(DATA RECORDS):
<<<<

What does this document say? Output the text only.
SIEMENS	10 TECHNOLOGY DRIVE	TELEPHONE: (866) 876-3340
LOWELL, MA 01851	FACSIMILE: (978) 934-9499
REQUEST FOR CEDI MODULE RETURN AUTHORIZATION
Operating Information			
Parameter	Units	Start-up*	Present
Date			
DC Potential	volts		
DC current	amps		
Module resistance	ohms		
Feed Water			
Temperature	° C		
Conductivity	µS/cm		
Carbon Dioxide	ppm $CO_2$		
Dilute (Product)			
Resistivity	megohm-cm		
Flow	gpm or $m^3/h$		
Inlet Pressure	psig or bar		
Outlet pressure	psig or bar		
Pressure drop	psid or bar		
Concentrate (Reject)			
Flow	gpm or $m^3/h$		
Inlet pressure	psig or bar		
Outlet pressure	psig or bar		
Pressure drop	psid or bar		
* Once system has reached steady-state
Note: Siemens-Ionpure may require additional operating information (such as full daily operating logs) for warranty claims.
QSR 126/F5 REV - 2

>>>>

(SET PROBLEM):
Copy out each line of the data containing the string "psig".

(WRITTEN RESPONSE):
Inlet Pressure	psig or bar		
Outlet pressure	psig or bar		
Inlet pressure	psig or bar		
Outlet pressure	psig or bar		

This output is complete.